### [Stated exercise]
Write out every item below line for line, with no changes, and leave out the pictures.

### [Information shown]
# # # # #

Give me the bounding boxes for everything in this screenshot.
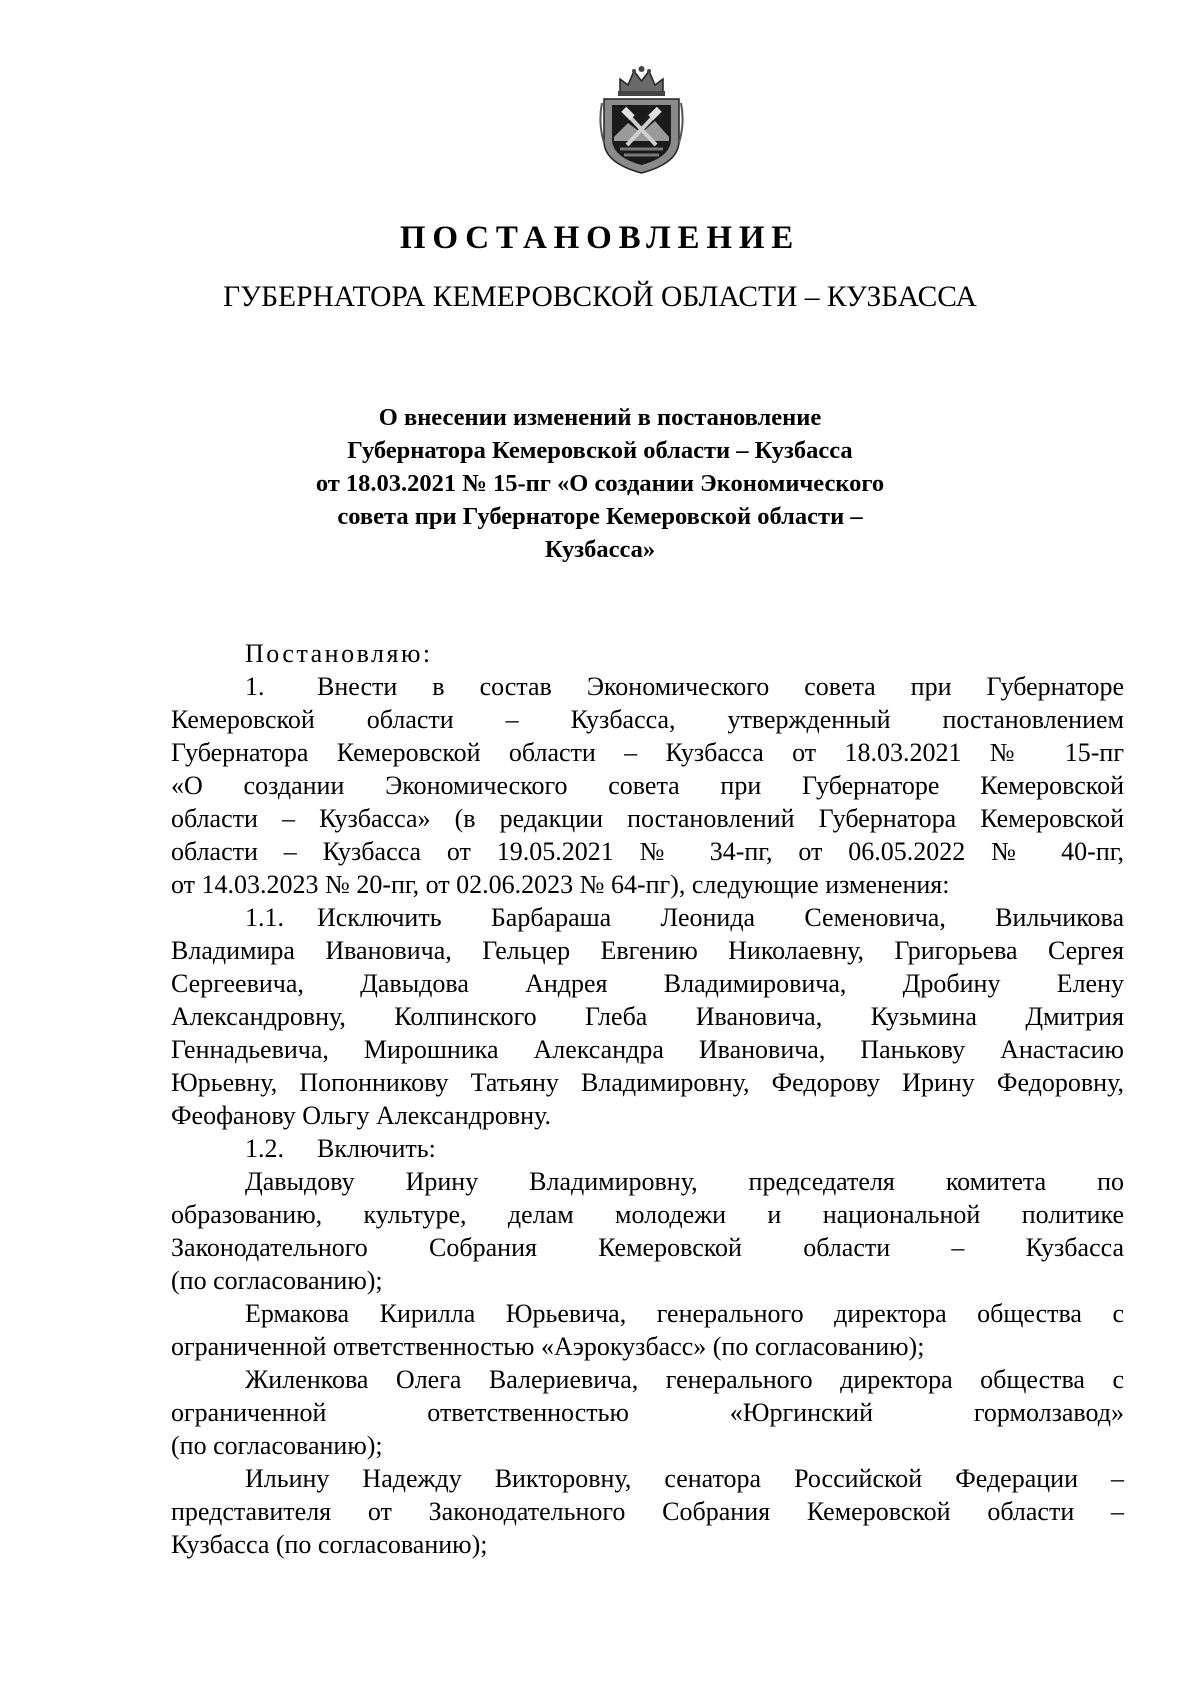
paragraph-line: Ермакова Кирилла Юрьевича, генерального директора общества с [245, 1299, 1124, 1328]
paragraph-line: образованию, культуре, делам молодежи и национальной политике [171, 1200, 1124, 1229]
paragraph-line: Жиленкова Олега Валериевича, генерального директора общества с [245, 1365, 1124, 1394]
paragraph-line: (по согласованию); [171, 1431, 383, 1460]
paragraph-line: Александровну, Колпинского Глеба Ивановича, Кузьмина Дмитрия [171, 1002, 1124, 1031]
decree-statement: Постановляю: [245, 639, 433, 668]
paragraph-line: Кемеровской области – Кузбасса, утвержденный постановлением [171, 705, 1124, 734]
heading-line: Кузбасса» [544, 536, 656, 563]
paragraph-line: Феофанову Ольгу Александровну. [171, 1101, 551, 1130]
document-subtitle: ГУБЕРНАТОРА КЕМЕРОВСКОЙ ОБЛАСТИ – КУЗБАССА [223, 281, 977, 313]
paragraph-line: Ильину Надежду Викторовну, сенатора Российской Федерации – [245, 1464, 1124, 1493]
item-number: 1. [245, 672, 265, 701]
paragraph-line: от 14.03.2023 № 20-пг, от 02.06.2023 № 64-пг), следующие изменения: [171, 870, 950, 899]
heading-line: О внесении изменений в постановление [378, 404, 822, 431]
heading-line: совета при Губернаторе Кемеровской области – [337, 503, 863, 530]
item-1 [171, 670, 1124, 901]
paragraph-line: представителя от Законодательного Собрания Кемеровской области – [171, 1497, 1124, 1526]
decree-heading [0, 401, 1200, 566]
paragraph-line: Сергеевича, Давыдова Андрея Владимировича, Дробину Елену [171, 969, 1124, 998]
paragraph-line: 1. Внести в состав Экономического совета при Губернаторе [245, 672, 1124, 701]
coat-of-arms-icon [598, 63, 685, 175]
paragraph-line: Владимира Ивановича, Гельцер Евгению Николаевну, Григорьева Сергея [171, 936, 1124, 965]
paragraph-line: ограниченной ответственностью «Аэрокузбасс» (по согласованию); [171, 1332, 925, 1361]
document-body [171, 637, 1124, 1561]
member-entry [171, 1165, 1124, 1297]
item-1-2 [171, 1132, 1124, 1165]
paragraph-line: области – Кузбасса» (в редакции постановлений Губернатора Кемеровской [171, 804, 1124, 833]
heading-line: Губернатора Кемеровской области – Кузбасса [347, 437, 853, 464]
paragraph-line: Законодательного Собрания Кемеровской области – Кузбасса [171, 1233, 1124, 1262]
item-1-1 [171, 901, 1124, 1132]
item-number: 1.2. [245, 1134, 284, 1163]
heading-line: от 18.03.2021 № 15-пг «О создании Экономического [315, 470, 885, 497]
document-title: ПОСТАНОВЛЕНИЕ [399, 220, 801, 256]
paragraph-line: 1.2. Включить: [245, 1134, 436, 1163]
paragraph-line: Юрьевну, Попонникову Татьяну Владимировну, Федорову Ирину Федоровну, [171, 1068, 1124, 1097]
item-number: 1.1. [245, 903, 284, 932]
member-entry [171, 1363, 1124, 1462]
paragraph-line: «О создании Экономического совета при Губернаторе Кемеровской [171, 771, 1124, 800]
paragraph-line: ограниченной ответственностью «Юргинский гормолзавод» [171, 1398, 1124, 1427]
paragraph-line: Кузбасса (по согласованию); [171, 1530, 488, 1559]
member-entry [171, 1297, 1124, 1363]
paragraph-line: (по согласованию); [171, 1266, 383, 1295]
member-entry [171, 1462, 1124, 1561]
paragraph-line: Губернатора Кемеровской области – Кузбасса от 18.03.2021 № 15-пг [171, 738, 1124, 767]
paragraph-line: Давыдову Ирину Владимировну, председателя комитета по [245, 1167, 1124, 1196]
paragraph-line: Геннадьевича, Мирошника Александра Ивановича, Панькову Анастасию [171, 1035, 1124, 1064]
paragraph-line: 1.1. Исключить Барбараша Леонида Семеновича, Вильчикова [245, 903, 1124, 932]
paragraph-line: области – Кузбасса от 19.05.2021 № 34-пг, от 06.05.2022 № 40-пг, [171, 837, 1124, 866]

# # # # #

### [Completed exercise]
Give me the bounding boxes for everything in this screenshot.
paragraph-line: Ермакова Кирилла Юрьевича, генерального директора общества с [245, 1299, 1124, 1328]
paragraph-line: образованию, культуре, делам молодежи и национальной политике [171, 1200, 1124, 1229]
paragraph-line: Жиленкова Олега Валериевича, генерального директора общества с [245, 1365, 1124, 1394]
paragraph-line: (по согласованию); [171, 1431, 383, 1460]
paragraph-line: Александровну, Колпинского Глеба Ивановича, Кузьмина Дмитрия [171, 1002, 1124, 1031]
decree-statement: Постановляю: [245, 639, 433, 668]
paragraph-line: Кемеровской области – Кузбасса, утвержденный постановлением [171, 705, 1124, 734]
heading-line: Кузбасса» [544, 536, 656, 563]
paragraph-line: Феофанову Ольгу Александровну. [171, 1101, 551, 1130]
document-subtitle: ГУБЕРНАТОРА КЕМЕРОВСКОЙ ОБЛАСТИ – КУЗБАССА [223, 281, 977, 313]
paragraph-line: Ильину Надежду Викторовну, сенатора Российской Федерации – [245, 1464, 1124, 1493]
item-number: 1. [245, 672, 265, 701]
paragraph-line: от 14.03.2023 № 20-пг, от 02.06.2023 № 64-пг), следующие изменения: [171, 870, 950, 899]
heading-line: О внесении изменений в постановление [378, 404, 822, 431]
heading-line: совета при Губернаторе Кемеровской области – [337, 503, 863, 530]
item-1 [171, 670, 1124, 901]
paragraph-line: представителя от Законодательного Собрания Кемеровской области – [171, 1497, 1124, 1526]
decree-heading [0, 401, 1200, 566]
paragraph-line: Сергеевича, Давыдова Андрея Владимировича, Дробину Елену [171, 969, 1124, 998]
paragraph-line: 1. Внести в состав Экономического совета при Губернаторе [245, 672, 1124, 701]
coat-of-arms-icon [598, 63, 685, 175]
paragraph-line: Владимира Ивановича, Гельцер Евгению Николаевну, Григорьева Сергея [171, 936, 1124, 965]
paragraph-line: ограниченной ответственностью «Аэрокузбасс» (по согласованию); [171, 1332, 925, 1361]
document-body [171, 637, 1124, 1561]
member-entry [171, 1165, 1124, 1297]
item-1-2 [171, 1132, 1124, 1165]
paragraph-line: области – Кузбасса» (в редакции постановлений Губернатора Кемеровской [171, 804, 1124, 833]
heading-line: Губернатора Кемеровской области – Кузбасса [347, 437, 853, 464]
paragraph-line: Законодательного Собрания Кемеровской области – Кузбасса [171, 1233, 1124, 1262]
item-1-1 [171, 901, 1124, 1132]
item-number: 1.2. [245, 1134, 284, 1163]
heading-line: от 18.03.2021 № 15-пг «О создании Экономического [315, 470, 885, 497]
document-title: ПОСТАНОВЛЕНИЕ [399, 220, 801, 256]
paragraph-line: 1.2. Включить: [245, 1134, 436, 1163]
paragraph-line: Юрьевну, Попонникову Татьяну Владимировну, Федорову Ирину Федоровну, [171, 1068, 1124, 1097]
item-number: 1.1. [245, 903, 284, 932]
member-entry [171, 1363, 1124, 1462]
paragraph-line: «О создании Экономического совета при Губернаторе Кемеровской [171, 771, 1124, 800]
paragraph-line: ограниченной ответственностью «Юргинский гормолзавод» [171, 1398, 1124, 1427]
paragraph-line: Кузбасса (по согласованию); [171, 1530, 488, 1559]
member-entry [171, 1297, 1124, 1363]
paragraph-line: (по согласованию); [171, 1266, 383, 1295]
member-entry [171, 1462, 1124, 1561]
paragraph-line: Губернатора Кемеровской области – Кузбасса от 18.03.2021 № 15-пг [171, 738, 1124, 767]
paragraph-line: Давыдову Ирину Владимировну, председателя комитета по [245, 1167, 1124, 1196]
paragraph-line: Геннадьевича, Мирошника Александра Ивановича, Панькову Анастасию [171, 1035, 1124, 1064]
paragraph-line: 1.1. Исключить Барбараша Леонида Семеновича, Вильчикова [245, 903, 1124, 932]
paragraph-line: области – Кузбасса от 19.05.2021 № 34-пг, от 06.05.2022 № 40-пг, [171, 837, 1124, 866]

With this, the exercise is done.